=== GIVEN PROBLEM A ===
According to the excerpt on online MDPs, why might the existing methods produce solutions that are too conservative?

=== EXTRACT ===
---+---

However, most of the work in this area has been algorithmic: given a problem, one
would develop an algorithm almost from scratch and prove the performance guarantees on a case-by-case basis. Moreover, the presence of the state and the assumption of an arbitrarily varying environment complicate both the theoretical analysis and the development of computationally efficient methods. Another potential issue is that, by removing distributional assumptions about the mechanism generating the cost sequences, the existing methods have to consider the worst-case scenario, which may render their solutions too conservative in situations where the environment exhibits some degree of predictability.
This dissertation contributes several novel techniques to address the above challenges of the online MDP framework and opens up new research directions for online MDPs.

---+---

=== LISTED RECORDS ===
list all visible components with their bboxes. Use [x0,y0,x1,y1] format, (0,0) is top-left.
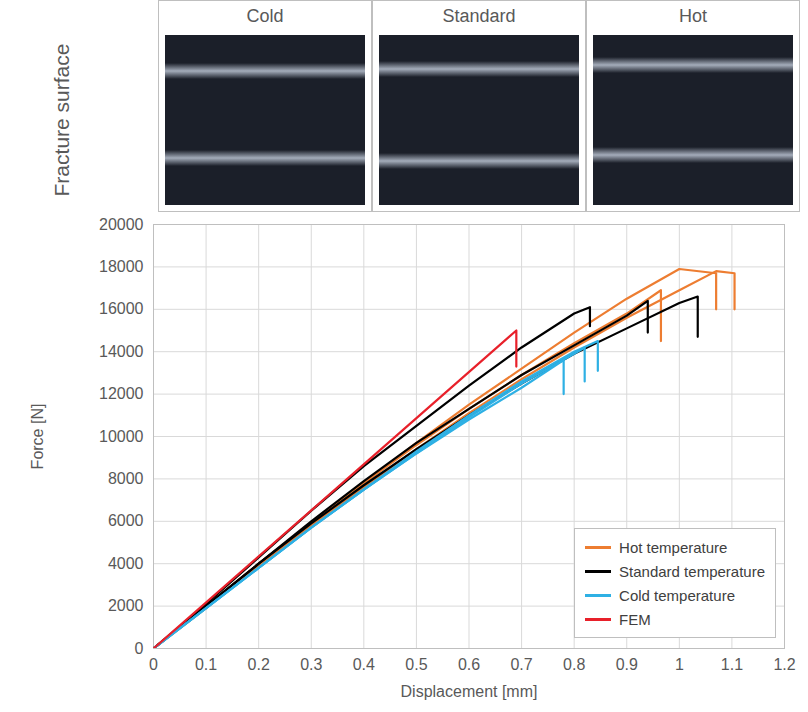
svg-text:0: 0 [149,656,158,673]
svg-text:0: 0 [135,640,144,657]
svg-text:10000: 10000 [99,428,144,445]
svg-text:18000: 18000 [99,258,144,275]
html-text:Standard: Standard [442,6,516,26]
html-text:Standard temperature: Standard temperature [619,562,765,580]
svg-text:1.2: 1.2 [773,656,795,673]
svg-text:8000: 8000 [108,470,144,487]
svg-text:2000: 2000 [108,597,144,614]
svg-text:Displacement [mm]: Displacement [mm] [401,683,538,700]
svg-text:6000: 6000 [108,512,144,529]
svg-text:0.7: 0.7 [510,656,532,673]
svg-text:0.8: 0.8 [563,656,585,673]
svg-text:0.2: 0.2 [248,656,270,673]
html-text:Hot temperature: Hot temperature [619,538,728,556]
html-text:Cold temperature: Cold temperature [619,586,735,604]
svg-text:0.9: 0.9 [616,656,638,673]
svg-text:16000: 16000 [99,300,144,317]
svg-text:1: 1 [675,656,684,673]
svg-text:0.1: 0.1 [195,656,217,673]
html-text:Fracture surface: Fracture surface [50,43,73,197]
svg-text:0.4: 0.4 [353,656,375,673]
svg-text:14000: 14000 [99,343,144,360]
svg-text:0.3: 0.3 [300,656,322,673]
svg-text:1.1: 1.1 [721,656,743,673]
svg-text:0.5: 0.5 [405,656,427,673]
html-text:Cold: Cold [246,6,284,26]
svg-text:12000: 12000 [99,385,144,402]
html-text:Hot: Hot [679,6,707,26]
html-text:FEM: FEM [619,610,651,628]
svg-text:4000: 4000 [108,555,144,572]
svg-text:Force [N]: Force [N] [29,404,46,470]
svg-text:20000: 20000 [99,216,144,233]
svg-text:0.6: 0.6 [458,656,480,673]
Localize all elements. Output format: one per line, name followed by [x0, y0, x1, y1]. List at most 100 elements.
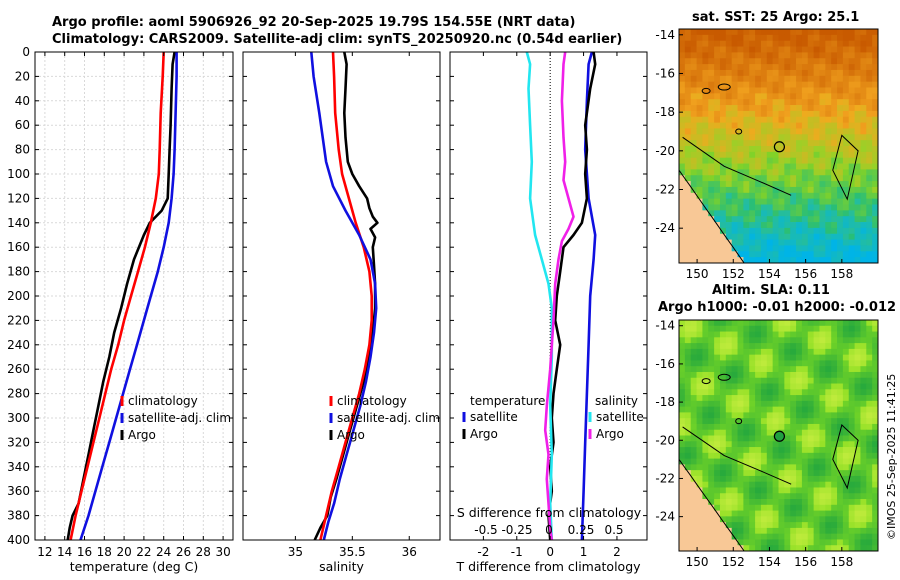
map-cell [772, 93, 779, 100]
map-cell [684, 475, 692, 483]
map-cell [872, 464, 879, 471]
map-cell [819, 343, 826, 350]
map-cell [872, 75, 879, 83]
map-cell [831, 383, 838, 390]
map-cell [784, 348, 791, 356]
coastline [678, 169, 745, 264]
map-cell [772, 366, 779, 373]
map-cell [679, 122, 686, 129]
map-cell [866, 331, 873, 338]
map-cell [702, 423, 709, 431]
map-cell [837, 58, 844, 65]
map-cell [760, 216, 768, 223]
map-cell [749, 99, 756, 106]
map-cell [719, 545, 727, 552]
map-cell [813, 81, 820, 88]
map-cell [772, 222, 779, 229]
map-cell [755, 64, 762, 71]
map-cell [866, 233, 873, 240]
map-cell [696, 233, 703, 240]
map-cell [860, 343, 867, 350]
map-cell [784, 169, 791, 176]
map-cell [819, 99, 826, 106]
map-cell [778, 222, 785, 229]
map-cell [772, 210, 779, 217]
map-cell [831, 423, 838, 431]
map-cell [813, 510, 820, 517]
map-cell [813, 186, 820, 194]
map-cell [784, 371, 791, 379]
map-cell [684, 395, 692, 402]
map-cell [702, 400, 709, 408]
map-cell [778, 210, 785, 217]
map-cell [719, 447, 727, 454]
map-cell [690, 423, 697, 431]
map-cell [848, 75, 855, 83]
map-cell [679, 539, 686, 546]
map-cell [731, 516, 738, 523]
map-cell [731, 360, 738, 367]
map-cell [848, 192, 855, 200]
map-cell [743, 487, 750, 494]
map-cell [719, 395, 727, 402]
map-cell [807, 64, 815, 71]
map-cell [772, 169, 779, 176]
map-cell [731, 110, 738, 118]
map-cell [679, 487, 686, 494]
map-cell [708, 157, 715, 164]
map-cell [684, 539, 692, 546]
map-cell [725, 516, 733, 523]
map-cell [690, 99, 697, 106]
map-cell [813, 533, 820, 540]
map-cell [872, 499, 879, 506]
map-cell [684, 337, 692, 344]
map-cell [819, 458, 826, 465]
map-cell [749, 360, 756, 367]
map-cell [708, 175, 715, 182]
map-cell [813, 210, 820, 217]
map-cell [837, 475, 844, 483]
map-cell [714, 470, 721, 477]
map-cell [848, 210, 855, 217]
map-cell [801, 186, 809, 194]
map-cell [696, 93, 703, 100]
map-cell [690, 46, 697, 53]
map-cell [831, 441, 838, 448]
map-cell [819, 251, 826, 258]
depth-tick-label: 200 [7, 289, 30, 303]
map-cell [790, 371, 797, 379]
map-cell [725, 447, 733, 454]
map-cell [755, 251, 762, 258]
map-cell [714, 522, 721, 529]
map-cell [743, 110, 750, 118]
map-cell [760, 251, 768, 258]
map-cell [854, 87, 861, 94]
map-cell [696, 251, 703, 258]
map-cell [819, 493, 826, 500]
map-cell [796, 251, 803, 258]
map-cell [749, 116, 756, 123]
map-cell [842, 510, 850, 517]
map-cell [848, 204, 855, 211]
map-cell [801, 423, 809, 431]
map-cell [796, 87, 803, 94]
map-cell [866, 360, 873, 367]
map-cell [790, 452, 797, 460]
map-cell [719, 348, 727, 356]
map-cell [766, 64, 774, 71]
map-cell [690, 58, 697, 65]
map-cell [866, 343, 873, 350]
map-cell [743, 186, 750, 194]
map-cell [725, 64, 733, 71]
map-cell [749, 34, 756, 42]
map-cell [819, 383, 826, 390]
map-cell [690, 122, 697, 129]
map-cell [684, 58, 692, 65]
map-cell [714, 64, 721, 71]
map-cell [766, 58, 774, 65]
map-cell [866, 192, 873, 200]
map-cell [725, 157, 733, 164]
map-cell [766, 222, 774, 229]
map-cell [696, 99, 703, 106]
map-cell [708, 46, 715, 53]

---+---

=== GIVEN PROBLEM B ===
In the records, rewrite the lines starting at the one containing "svg-text:0: 0 [149,656,158,673]" and ending at the one containing "Localize all elements.". Replace "temperature" with "condition" and leave everything else unchanged.

=== RIGHT ANSWER A ===
The existing methods remove distributional assumptions about the mechanism that generates the cost sequences, so they have to consider the worst-case scenario. This can make their solutions too conservative when the environment shows some degree of predictability.

=== RIGHT ANSWER B ===
svg-text:0: 0 [149,656,158,673]
svg-text:0: 0 [135,640,144,657]
svg-text:10000: 10000 [99,428,144,445]
svg-text:18000: 18000 [99,258,144,275]
html-text:Standard: Standard [442,6,516,26]
html-text:Standard condition: Standard condition [619,562,765,580]
svg-text:1.2: 1.2 [773,656,795,673]
svg-text:8000: 8000 [108,470,144,487]
svg-text:2000: 2000 [108,597,144,614]
svg-text:Displacement [mm]: Displacement [mm] [401,683,538,700]
svg-text:6000: 6000 [108,512,144,529]
svg-text:0.7: 0.7 [510,656,532,673]
svg-text:0.8: 0.8 [563,656,585,673]
svg-text:0.2: 0.2 [248,656,270,673]
html-text:Hot condition: Hot condition [619,538,728,556]
html-text:Cold condition: Cold condition [619,586,735,604]
svg-text:0.9: 0.9 [616,656,638,673]
svg-text:16000: 16000 [99,300,144,317]
svg-text:1: 1 [675,656,684,673]
svg-text:0.1: 0.1 [195,656,217,673]
html-text:Fracture surface: Fracture surface [50,43,73,197]
svg-text:0.4: 0.4 [353,656,375,673]
svg-text:14000: 14000 [99,343,144,360]
svg-text:0.3: 0.3 [300,656,322,673]
svg-text:1.1: 1.1 [721,656,743,673]
svg-text:0.5: 0.5 [405,656,427,673]
html-text:Cold: Cold [246,6,284,26]
svg-text:12000: 12000 [99,385,144,402]
html-text:Hot: Hot [679,6,707,26]
html-text:FEM: FEM [619,610,651,628]
svg-text:4000: 4000 [108,555,144,572]
svg-text:Force [N]: Force [N] [29,404,46,470]
svg-text:20000: 20000 [99,216,144,233]
svg-text:0.6: 0.6 [458,656,480,673]
Localize all elements. Output format: one per line, name followed by [x0, y0, x1, y1]. List at most 100 elements.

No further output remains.